DIRECTION. Pick out each line containing the string "Azoto" and copy it.

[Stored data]
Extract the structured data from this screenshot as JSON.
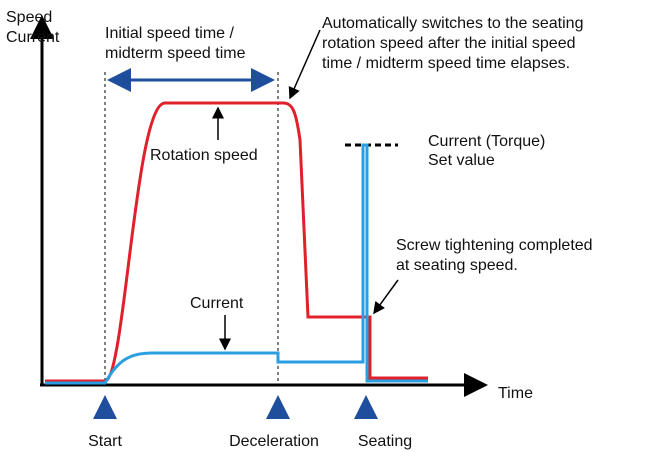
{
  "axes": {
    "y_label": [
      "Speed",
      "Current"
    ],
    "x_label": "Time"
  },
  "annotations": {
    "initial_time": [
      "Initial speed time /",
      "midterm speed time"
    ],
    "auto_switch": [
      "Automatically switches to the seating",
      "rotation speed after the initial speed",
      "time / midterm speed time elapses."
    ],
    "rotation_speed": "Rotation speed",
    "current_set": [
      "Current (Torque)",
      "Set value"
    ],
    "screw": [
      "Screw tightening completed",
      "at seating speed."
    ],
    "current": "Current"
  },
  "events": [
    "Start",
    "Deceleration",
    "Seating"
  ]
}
==
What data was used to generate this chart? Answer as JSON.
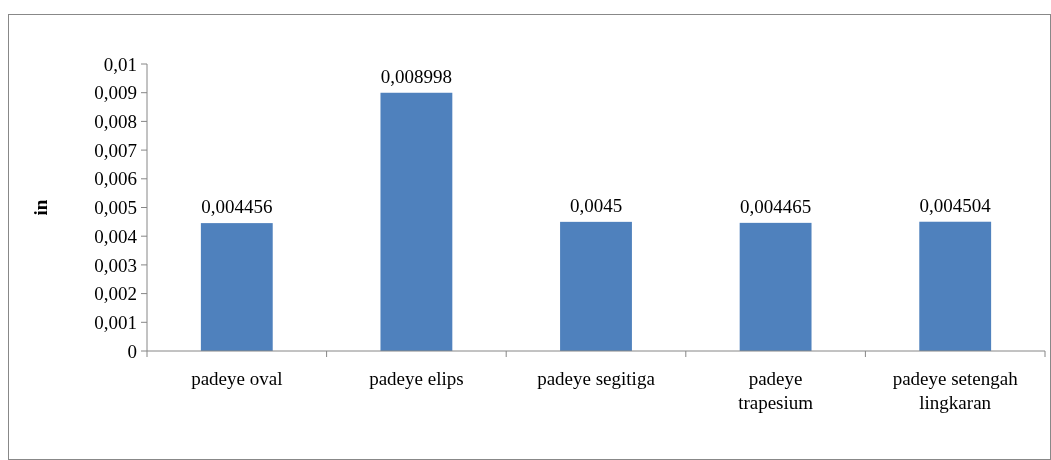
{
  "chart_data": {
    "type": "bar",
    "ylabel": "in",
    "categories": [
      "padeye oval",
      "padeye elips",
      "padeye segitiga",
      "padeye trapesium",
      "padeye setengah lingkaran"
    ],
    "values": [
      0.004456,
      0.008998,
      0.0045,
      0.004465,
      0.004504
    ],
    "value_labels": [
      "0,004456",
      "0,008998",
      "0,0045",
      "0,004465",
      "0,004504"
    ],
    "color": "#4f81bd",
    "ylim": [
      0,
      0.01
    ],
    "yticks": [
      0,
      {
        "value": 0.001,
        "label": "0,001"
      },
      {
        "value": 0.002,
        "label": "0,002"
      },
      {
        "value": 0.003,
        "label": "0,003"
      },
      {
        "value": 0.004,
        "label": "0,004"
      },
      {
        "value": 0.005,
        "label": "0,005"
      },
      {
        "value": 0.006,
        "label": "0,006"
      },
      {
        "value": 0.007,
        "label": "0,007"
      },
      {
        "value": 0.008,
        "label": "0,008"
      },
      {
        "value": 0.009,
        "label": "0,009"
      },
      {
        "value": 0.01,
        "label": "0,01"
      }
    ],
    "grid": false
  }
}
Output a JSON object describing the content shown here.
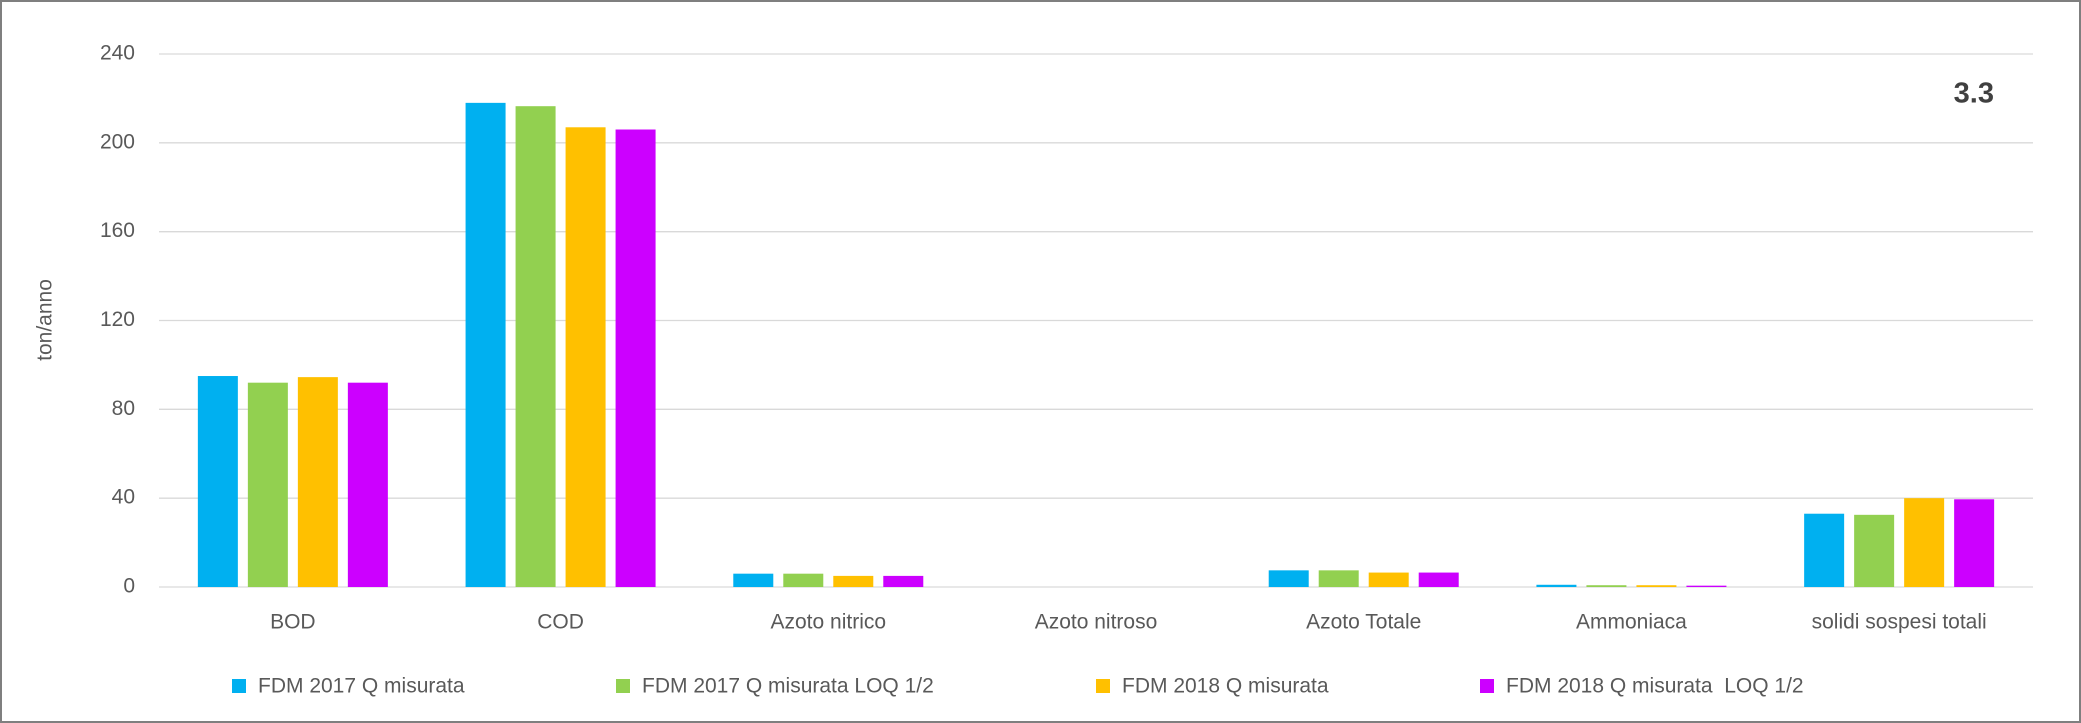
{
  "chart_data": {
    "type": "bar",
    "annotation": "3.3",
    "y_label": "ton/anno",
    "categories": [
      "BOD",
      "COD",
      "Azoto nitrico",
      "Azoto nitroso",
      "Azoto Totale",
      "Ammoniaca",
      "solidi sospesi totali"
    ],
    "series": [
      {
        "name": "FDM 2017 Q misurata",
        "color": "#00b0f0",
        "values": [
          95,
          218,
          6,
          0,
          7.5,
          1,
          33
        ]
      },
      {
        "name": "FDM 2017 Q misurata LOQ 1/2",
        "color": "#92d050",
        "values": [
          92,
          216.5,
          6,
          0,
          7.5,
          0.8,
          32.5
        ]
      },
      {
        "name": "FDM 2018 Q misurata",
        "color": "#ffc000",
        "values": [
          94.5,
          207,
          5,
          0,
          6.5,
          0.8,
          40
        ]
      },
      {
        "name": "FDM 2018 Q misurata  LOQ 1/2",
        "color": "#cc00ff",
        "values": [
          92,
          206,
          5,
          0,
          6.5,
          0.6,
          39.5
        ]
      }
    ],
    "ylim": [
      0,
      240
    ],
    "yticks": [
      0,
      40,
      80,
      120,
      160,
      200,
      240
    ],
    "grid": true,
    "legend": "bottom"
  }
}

ANSWER TO THIS PROBLEM.
      "Azoto nitrico",
      "Azoto nitroso",
      "Azoto Totale",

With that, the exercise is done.